WORK TO COMPLETE
The exercise asks you to copy every line below in which "this" appears.

DATA PROVIDED
--*--
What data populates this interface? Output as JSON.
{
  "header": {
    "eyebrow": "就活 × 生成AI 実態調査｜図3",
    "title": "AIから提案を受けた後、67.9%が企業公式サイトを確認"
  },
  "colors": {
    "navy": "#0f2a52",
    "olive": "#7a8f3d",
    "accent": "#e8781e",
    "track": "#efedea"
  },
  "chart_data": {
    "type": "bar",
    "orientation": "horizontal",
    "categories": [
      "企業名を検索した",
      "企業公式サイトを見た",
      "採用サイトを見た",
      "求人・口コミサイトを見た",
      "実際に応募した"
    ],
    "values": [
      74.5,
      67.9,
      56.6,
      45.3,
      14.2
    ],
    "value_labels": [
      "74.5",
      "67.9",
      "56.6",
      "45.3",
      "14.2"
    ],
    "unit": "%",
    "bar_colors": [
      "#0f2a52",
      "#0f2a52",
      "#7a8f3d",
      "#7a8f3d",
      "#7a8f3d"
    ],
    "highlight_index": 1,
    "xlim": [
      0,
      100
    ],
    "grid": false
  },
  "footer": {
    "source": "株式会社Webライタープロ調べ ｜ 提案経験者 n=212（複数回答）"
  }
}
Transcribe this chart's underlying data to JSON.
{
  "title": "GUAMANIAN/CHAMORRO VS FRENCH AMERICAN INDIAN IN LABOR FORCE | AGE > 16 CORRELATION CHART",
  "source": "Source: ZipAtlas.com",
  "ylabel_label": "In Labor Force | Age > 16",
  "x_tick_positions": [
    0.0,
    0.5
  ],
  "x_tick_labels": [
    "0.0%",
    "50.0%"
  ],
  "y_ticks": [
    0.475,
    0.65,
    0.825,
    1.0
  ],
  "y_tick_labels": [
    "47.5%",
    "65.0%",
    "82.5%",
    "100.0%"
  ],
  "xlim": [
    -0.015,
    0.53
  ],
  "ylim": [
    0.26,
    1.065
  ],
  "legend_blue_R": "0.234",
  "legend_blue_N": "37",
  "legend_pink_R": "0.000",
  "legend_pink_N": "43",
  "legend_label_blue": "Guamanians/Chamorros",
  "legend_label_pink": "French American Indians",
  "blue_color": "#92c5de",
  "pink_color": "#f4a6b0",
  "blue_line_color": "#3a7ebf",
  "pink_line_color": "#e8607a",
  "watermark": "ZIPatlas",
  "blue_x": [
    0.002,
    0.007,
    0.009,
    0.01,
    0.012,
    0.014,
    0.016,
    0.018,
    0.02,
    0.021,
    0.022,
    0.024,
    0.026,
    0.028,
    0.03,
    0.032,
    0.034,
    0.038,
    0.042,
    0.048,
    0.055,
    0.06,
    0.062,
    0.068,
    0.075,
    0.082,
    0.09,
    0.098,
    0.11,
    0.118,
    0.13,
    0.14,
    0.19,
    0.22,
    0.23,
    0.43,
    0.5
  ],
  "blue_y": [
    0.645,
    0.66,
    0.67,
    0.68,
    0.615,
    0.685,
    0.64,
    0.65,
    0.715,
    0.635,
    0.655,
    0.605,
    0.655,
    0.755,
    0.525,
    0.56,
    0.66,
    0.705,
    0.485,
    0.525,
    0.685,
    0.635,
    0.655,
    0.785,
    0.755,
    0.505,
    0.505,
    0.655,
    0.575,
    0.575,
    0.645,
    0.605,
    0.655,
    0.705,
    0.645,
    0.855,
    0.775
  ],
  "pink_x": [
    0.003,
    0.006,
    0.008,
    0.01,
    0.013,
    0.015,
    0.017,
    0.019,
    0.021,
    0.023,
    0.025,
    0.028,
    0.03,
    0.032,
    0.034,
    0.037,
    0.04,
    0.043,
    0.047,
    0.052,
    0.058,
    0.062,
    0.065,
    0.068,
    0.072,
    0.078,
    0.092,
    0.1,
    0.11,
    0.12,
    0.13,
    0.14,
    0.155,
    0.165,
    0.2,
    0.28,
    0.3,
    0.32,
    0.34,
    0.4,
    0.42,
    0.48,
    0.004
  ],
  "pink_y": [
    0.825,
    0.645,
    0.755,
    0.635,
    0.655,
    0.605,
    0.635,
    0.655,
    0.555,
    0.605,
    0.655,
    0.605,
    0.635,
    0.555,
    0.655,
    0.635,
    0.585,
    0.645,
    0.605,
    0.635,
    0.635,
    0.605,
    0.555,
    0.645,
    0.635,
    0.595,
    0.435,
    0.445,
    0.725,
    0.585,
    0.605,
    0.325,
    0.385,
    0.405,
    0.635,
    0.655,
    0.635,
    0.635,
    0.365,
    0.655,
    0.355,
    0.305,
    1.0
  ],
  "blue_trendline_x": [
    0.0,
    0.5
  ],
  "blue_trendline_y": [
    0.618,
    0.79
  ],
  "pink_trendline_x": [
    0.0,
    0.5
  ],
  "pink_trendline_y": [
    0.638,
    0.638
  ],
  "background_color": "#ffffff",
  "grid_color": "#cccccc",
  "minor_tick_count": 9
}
--*--
FINAL RESULT
What data populates this interface? Output as JSON.
Transcribe this chart's underlying data to JSON.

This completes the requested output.